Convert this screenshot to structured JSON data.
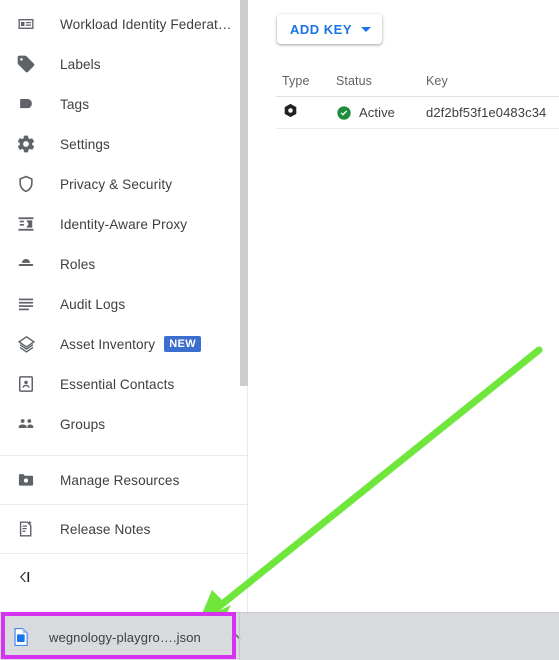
{
  "sidebar": {
    "items": [
      {
        "label": "Workload Identity Federat…",
        "icon": "workload-identity-icon",
        "badge": null
      },
      {
        "label": "Labels",
        "icon": "label-tag-icon",
        "badge": null
      },
      {
        "label": "Tags",
        "icon": "tag-flag-icon",
        "badge": null
      },
      {
        "label": "Settings",
        "icon": "gear-icon",
        "badge": null
      },
      {
        "label": "Privacy & Security",
        "icon": "shield-icon",
        "badge": null
      },
      {
        "label": "Identity-Aware Proxy",
        "icon": "identity-aware-proxy-icon",
        "badge": null
      },
      {
        "label": "Roles",
        "icon": "roles-hat-icon",
        "badge": null
      },
      {
        "label": "Audit Logs",
        "icon": "audit-logs-lines-icon",
        "badge": null
      },
      {
        "label": "Asset Inventory",
        "icon": "asset-inventory-layers-icon",
        "badge": "NEW"
      },
      {
        "label": "Essential Contacts",
        "icon": "essential-contacts-icon",
        "badge": null
      },
      {
        "label": "Groups",
        "icon": "groups-people-icon",
        "badge": null
      }
    ],
    "secondary_items": [
      {
        "label": "Manage Resources",
        "icon": "manage-resources-folder-icon"
      },
      {
        "label": "Release Notes",
        "icon": "release-notes-document-icon"
      }
    ],
    "collapse": {
      "icon": "collapse-panel-icon",
      "label": ""
    },
    "badge_color": "#3c6ed0"
  },
  "main": {
    "add_key_button": {
      "label": "ADD KEY",
      "caret": "chevron-down-icon",
      "color": "#1a73e8"
    },
    "table": {
      "columns": [
        "Type",
        "Status",
        "Key"
      ],
      "rows": [
        {
          "type_icon": "key-hex-icon",
          "status": "Active",
          "status_icon": "check-circle-icon",
          "status_color": "#1e8e3e",
          "key": "d2f2bf53f1e0483c34"
        }
      ]
    }
  },
  "annotation": {
    "arrow_color": "#6ee63c",
    "highlight_color": "#d633f0"
  },
  "download_bar": {
    "file_name": "wegnology-playgro….json",
    "file_icon": "json-file-icon",
    "chevron": "chevron-up-icon"
  }
}
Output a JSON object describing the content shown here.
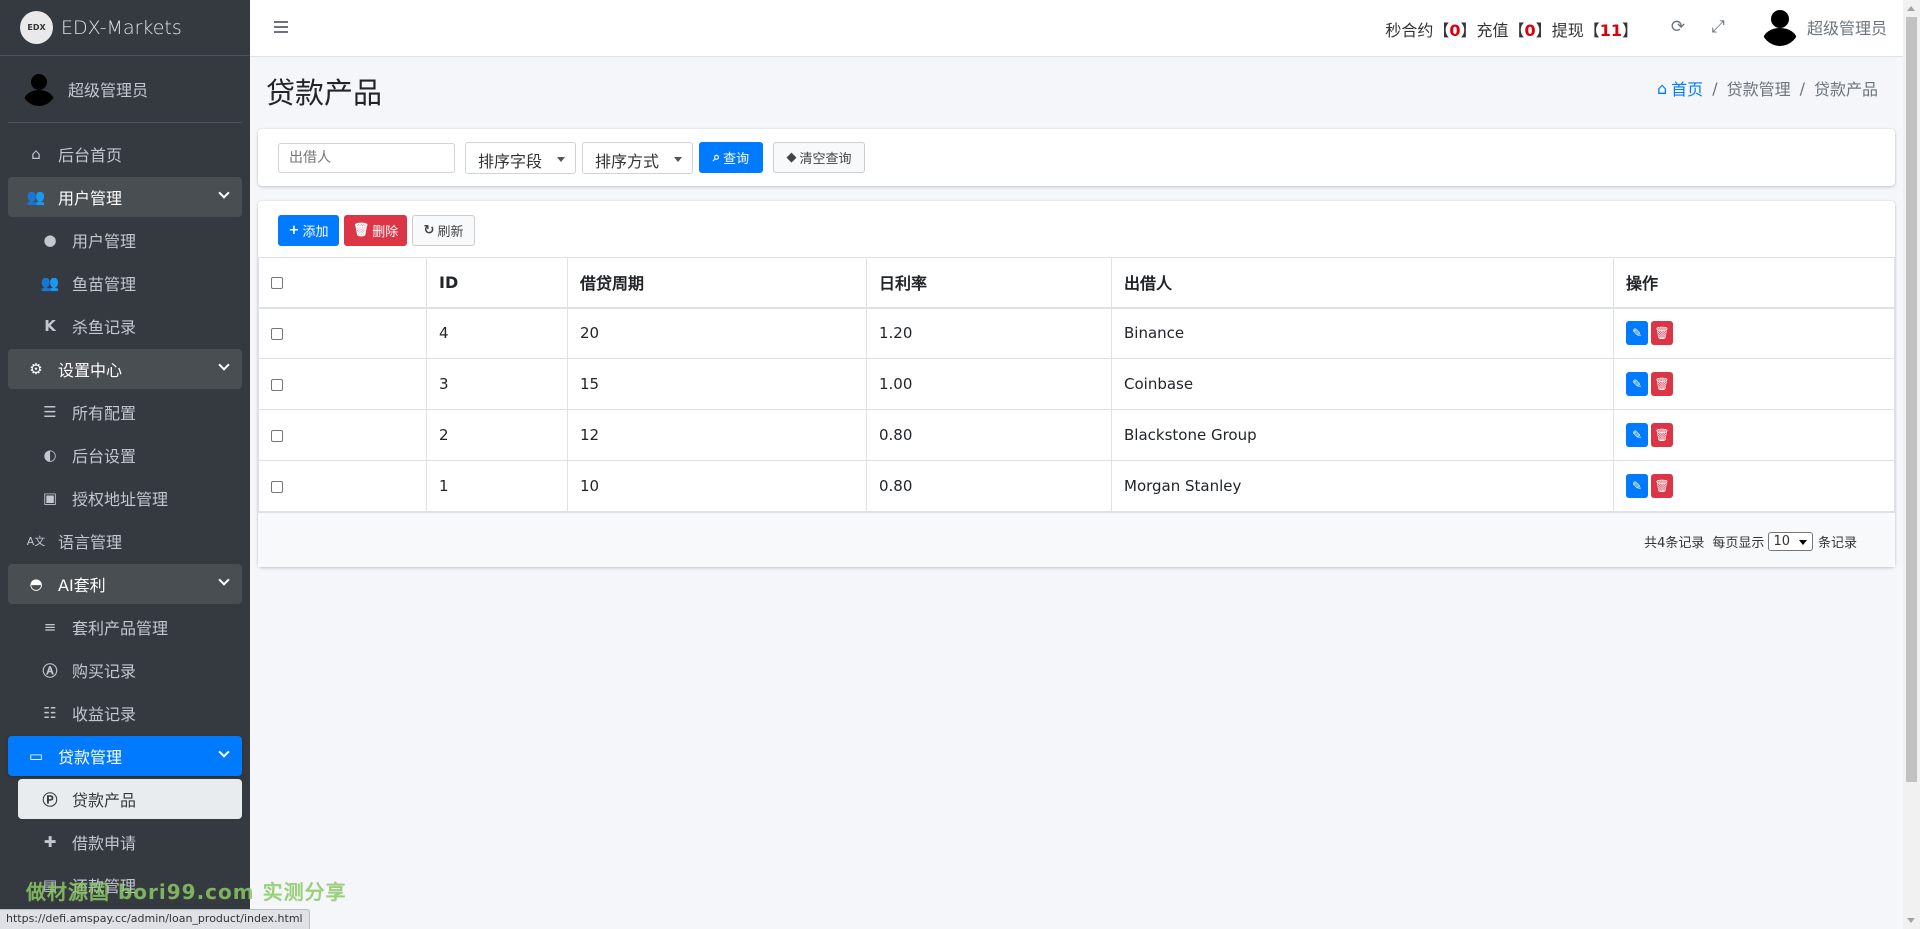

EXERCISE DIRECTIONS —
Pull out all lines from the listing that contain the string "chevron".

REPLY TO THE EXERCISE —
      "caret": "chevron-down-icon",
    "chevron": "chevron-up-icon"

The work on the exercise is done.